### Material

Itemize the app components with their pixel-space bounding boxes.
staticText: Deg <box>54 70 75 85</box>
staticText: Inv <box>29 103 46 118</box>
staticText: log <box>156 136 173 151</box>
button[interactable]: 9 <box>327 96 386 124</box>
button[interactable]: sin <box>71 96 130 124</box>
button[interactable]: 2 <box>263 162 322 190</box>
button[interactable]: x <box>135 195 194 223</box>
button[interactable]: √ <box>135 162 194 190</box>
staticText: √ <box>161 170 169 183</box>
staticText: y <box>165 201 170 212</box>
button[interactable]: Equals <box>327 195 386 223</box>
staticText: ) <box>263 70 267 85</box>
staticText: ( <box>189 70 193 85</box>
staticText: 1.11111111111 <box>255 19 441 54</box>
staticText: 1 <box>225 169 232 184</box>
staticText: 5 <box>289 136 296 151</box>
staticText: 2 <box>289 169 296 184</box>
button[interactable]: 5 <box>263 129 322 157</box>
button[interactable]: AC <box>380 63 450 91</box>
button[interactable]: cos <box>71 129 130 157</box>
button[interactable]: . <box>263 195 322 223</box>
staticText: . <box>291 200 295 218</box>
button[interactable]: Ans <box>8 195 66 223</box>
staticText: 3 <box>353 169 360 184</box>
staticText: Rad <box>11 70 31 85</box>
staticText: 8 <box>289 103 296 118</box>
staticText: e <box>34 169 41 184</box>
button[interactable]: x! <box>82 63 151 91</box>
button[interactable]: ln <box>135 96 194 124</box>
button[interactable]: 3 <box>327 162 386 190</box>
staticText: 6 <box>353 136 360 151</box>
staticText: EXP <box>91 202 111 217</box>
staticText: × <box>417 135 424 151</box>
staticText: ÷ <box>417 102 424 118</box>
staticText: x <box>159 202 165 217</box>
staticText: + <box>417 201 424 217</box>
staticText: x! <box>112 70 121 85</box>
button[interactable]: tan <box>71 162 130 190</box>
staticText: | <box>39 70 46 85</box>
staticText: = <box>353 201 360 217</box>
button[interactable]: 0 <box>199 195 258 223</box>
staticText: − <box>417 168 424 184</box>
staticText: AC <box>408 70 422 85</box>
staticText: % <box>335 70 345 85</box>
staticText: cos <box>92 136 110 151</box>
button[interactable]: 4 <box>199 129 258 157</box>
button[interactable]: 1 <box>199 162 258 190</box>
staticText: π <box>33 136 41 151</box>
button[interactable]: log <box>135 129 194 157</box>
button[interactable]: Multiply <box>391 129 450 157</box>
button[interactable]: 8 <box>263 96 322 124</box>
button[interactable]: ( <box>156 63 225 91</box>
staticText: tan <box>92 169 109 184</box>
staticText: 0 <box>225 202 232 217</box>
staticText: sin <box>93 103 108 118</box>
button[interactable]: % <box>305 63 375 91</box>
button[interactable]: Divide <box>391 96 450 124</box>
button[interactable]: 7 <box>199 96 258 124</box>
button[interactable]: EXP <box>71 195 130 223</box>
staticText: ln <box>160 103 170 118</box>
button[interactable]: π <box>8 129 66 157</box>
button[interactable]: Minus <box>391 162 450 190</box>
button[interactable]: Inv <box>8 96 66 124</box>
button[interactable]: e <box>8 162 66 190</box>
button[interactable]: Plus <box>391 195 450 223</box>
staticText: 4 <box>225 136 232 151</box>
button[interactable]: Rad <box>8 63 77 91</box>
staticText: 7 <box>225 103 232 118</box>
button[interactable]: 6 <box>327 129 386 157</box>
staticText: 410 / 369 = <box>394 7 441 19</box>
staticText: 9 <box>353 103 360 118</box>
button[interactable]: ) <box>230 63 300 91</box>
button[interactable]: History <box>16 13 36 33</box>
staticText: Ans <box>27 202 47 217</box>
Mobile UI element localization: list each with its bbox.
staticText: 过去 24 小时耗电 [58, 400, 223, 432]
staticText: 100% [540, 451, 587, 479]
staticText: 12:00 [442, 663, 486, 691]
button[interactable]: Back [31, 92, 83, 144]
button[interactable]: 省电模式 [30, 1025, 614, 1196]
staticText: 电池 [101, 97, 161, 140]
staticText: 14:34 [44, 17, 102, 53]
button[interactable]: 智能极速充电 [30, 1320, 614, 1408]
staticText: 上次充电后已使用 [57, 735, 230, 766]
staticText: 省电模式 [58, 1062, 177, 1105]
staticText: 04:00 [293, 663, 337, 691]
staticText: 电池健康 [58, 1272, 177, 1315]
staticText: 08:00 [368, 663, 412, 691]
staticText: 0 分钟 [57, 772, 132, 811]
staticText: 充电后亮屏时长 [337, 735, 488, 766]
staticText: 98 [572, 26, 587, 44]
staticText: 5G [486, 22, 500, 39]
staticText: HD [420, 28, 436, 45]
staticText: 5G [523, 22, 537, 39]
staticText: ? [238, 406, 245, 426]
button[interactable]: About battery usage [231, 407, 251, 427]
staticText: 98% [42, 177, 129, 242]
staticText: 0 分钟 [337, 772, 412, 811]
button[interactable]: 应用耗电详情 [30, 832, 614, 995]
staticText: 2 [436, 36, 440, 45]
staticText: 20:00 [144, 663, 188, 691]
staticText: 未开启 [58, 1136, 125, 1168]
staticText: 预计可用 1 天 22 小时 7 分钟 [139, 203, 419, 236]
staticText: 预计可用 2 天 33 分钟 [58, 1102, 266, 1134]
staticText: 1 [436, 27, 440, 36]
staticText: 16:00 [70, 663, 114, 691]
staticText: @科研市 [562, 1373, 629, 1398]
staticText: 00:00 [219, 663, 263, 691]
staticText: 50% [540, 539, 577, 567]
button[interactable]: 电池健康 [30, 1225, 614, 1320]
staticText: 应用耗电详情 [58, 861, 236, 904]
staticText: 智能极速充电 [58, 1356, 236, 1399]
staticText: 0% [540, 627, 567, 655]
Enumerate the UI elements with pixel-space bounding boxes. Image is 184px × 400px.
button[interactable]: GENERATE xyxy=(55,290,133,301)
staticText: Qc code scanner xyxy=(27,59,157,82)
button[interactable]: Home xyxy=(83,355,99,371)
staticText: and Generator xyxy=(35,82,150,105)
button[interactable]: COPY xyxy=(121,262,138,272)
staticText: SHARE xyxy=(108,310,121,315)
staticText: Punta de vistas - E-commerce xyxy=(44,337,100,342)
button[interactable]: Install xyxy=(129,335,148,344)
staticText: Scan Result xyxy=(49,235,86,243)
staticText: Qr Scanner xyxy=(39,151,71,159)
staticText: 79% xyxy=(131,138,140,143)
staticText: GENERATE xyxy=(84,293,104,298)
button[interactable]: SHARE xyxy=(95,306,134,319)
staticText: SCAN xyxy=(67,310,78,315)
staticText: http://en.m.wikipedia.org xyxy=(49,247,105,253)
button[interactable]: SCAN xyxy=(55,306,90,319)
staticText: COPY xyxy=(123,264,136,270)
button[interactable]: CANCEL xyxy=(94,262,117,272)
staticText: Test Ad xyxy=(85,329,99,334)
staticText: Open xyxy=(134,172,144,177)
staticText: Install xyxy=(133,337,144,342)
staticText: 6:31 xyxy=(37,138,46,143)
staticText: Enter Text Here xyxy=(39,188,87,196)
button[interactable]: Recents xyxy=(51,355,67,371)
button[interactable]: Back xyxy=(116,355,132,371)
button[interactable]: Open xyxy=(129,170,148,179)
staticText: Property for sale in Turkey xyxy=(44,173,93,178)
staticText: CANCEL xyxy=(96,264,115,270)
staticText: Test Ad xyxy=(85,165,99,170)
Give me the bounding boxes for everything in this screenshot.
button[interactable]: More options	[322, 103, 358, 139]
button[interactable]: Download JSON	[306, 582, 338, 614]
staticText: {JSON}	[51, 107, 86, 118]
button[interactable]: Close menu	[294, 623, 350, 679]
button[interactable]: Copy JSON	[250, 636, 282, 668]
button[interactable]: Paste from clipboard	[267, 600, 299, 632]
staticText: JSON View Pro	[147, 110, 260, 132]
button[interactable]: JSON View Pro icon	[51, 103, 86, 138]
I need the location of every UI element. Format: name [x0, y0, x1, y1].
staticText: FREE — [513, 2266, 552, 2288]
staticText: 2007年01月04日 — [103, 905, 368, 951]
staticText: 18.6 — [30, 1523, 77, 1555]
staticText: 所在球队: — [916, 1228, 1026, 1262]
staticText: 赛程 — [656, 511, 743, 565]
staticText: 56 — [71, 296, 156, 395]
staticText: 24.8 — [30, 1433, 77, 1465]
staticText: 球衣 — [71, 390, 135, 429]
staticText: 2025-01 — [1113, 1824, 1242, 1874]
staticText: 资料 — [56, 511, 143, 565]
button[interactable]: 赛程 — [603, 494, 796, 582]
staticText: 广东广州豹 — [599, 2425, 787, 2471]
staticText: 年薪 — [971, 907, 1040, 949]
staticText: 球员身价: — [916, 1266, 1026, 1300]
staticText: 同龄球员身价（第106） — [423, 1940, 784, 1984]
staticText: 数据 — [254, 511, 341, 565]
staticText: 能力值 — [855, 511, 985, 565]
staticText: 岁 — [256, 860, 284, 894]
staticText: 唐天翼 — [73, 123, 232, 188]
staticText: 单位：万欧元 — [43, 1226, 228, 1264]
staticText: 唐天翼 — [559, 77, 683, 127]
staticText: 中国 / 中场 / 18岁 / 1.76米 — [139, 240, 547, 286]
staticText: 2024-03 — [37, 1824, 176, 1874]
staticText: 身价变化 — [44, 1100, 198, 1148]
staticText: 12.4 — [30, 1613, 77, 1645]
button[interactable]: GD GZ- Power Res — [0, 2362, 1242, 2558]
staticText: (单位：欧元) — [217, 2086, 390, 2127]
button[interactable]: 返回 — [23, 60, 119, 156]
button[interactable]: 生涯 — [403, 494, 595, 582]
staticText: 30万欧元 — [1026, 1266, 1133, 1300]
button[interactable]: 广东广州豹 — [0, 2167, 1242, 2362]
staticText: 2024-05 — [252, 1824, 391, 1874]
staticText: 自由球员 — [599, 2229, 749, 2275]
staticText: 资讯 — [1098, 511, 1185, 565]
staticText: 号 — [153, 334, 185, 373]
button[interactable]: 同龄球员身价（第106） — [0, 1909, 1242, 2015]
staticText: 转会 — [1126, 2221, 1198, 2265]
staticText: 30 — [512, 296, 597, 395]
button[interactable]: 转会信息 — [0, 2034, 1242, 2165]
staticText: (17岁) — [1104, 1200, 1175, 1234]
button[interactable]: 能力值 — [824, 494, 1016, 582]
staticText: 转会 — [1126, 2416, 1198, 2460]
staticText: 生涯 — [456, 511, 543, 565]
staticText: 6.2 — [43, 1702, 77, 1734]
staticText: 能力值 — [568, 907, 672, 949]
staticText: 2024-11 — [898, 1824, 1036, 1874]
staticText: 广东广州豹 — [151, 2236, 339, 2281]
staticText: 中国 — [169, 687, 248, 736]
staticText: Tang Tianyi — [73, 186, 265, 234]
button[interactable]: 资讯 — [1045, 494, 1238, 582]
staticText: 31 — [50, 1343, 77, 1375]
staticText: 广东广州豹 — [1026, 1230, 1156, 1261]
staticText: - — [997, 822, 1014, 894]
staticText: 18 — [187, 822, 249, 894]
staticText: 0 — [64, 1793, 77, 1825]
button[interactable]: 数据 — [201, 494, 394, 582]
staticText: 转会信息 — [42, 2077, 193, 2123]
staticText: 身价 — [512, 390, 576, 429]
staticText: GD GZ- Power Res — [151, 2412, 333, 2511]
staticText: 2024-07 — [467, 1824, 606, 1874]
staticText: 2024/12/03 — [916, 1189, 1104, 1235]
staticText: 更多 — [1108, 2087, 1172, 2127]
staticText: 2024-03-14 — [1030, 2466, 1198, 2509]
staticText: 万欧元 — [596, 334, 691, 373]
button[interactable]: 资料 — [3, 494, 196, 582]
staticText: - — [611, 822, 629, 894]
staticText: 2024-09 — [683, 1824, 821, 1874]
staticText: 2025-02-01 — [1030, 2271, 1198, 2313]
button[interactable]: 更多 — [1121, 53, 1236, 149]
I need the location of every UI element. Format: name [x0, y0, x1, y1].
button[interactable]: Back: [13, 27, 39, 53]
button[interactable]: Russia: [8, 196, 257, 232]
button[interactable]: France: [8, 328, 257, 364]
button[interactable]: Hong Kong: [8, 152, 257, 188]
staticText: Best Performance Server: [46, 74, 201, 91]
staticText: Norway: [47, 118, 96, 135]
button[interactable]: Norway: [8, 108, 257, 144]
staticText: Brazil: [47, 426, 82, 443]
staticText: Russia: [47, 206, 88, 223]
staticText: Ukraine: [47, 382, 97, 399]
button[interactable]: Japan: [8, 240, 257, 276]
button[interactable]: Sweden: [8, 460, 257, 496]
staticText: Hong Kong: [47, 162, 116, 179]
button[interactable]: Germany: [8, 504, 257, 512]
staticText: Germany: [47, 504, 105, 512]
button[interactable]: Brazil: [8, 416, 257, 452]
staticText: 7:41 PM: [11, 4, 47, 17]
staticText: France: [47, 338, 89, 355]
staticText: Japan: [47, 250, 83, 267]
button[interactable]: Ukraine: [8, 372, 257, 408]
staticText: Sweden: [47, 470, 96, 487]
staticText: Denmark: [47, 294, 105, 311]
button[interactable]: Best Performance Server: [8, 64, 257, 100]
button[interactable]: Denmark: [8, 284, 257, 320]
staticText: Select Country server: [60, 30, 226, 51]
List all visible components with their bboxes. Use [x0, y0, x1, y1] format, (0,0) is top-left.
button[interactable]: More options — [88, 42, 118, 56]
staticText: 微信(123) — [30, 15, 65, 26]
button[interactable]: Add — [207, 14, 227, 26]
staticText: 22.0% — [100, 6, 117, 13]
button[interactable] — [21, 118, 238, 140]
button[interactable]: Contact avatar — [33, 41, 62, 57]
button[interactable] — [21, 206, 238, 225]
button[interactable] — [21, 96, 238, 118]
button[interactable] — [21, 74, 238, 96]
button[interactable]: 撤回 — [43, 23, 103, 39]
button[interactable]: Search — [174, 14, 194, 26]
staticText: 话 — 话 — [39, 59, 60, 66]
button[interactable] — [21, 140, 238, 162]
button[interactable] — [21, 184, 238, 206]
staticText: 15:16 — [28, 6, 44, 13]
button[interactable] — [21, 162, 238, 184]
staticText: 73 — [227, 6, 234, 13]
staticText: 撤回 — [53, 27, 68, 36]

### Stated goal
Reproduce the records word for word, from the very first line down to and including the line that contains "button[interactable]: x <box>135".

### Written solution
Itemize the app components with their pixel-space bounding boxes.
staticText: Deg <box>54 70 75 85</box>
staticText: Inv <box>29 103 46 118</box>
staticText: log <box>156 136 173 151</box>
button[interactable]: 9 <box>327 96 386 124</box>
button[interactable]: sin <box>71 96 130 124</box>
button[interactable]: 2 <box>263 162 322 190</box>
button[interactable]: x <box>135 195 194 223</box>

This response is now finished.